Part of a data file:
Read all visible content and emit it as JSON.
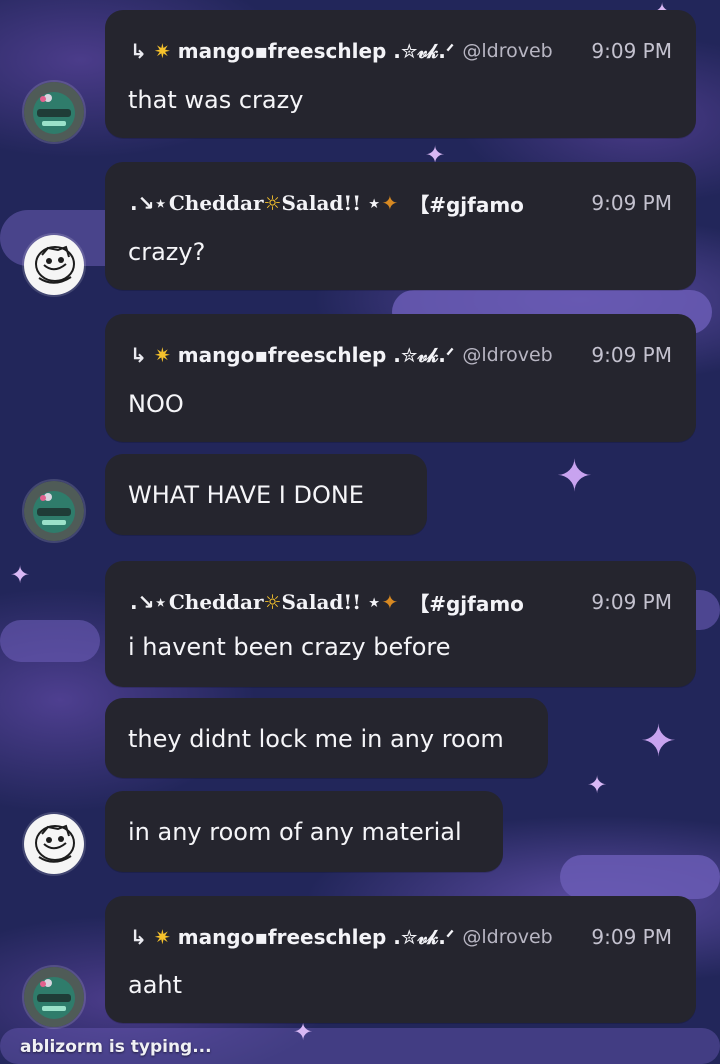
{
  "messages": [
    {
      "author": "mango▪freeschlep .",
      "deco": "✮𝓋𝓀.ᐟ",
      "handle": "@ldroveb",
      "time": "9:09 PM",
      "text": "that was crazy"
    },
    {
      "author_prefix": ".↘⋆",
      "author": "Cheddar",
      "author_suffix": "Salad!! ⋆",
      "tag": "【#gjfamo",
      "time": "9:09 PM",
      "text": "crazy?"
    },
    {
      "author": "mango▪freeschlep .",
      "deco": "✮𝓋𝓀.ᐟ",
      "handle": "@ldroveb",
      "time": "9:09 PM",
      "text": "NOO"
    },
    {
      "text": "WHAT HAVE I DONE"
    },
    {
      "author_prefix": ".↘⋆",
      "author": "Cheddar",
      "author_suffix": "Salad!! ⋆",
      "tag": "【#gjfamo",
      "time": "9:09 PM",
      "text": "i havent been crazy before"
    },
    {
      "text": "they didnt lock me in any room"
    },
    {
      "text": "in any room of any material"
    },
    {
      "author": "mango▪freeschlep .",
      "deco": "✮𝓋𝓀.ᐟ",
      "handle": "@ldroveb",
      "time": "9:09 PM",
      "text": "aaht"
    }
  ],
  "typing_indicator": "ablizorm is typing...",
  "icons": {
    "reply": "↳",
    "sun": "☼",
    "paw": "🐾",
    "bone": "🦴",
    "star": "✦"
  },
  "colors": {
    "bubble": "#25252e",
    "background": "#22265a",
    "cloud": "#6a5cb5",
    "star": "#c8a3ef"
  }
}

[Given instruction]: Without the pictures, write out the whole listing above exactly as it appears.

[Solution to this task]:
Read all visible content and emit it as JSON.
{
  "messages": [
    {
      "author": "mango▪freeschlep .",
      "deco": "✮𝓋𝓀.ᐟ",
      "handle": "@ldroveb",
      "time": "9:09 PM",
      "text": "that was crazy"
    },
    {
      "author_prefix": ".↘⋆",
      "author": "Cheddar",
      "author_suffix": "Salad!! ⋆",
      "tag": "【#gjfamo",
      "time": "9:09 PM",
      "text": "crazy?"
    },
    {
      "author": "mango▪freeschlep .",
      "deco": "✮𝓋𝓀.ᐟ",
      "handle": "@ldroveb",
      "time": "9:09 PM",
      "text": "NOO"
    },
    {
      "text": "WHAT HAVE I DONE"
    },
    {
      "author_prefix": ".↘⋆",
      "author": "Cheddar",
      "author_suffix": "Salad!! ⋆",
      "tag": "【#gjfamo",
      "time": "9:09 PM",
      "text": "i havent been crazy before"
    },
    {
      "text": "they didnt lock me in any room"
    },
    {
      "text": "in any room of any material"
    },
    {
      "author": "mango▪freeschlep .",
      "deco": "✮𝓋𝓀.ᐟ",
      "handle": "@ldroveb",
      "time": "9:09 PM",
      "text": "aaht"
    }
  ],
  "typing_indicator": "ablizorm is typing...",
  "icons": {
    "reply": "↳",
    "sun": "☼",
    "paw": "🐾",
    "bone": "🦴",
    "star": "✦"
  },
  "colors": {
    "bubble": "#25252e",
    "background": "#22265a",
    "cloud": "#6a5cb5",
    "star": "#c8a3ef"
  }
}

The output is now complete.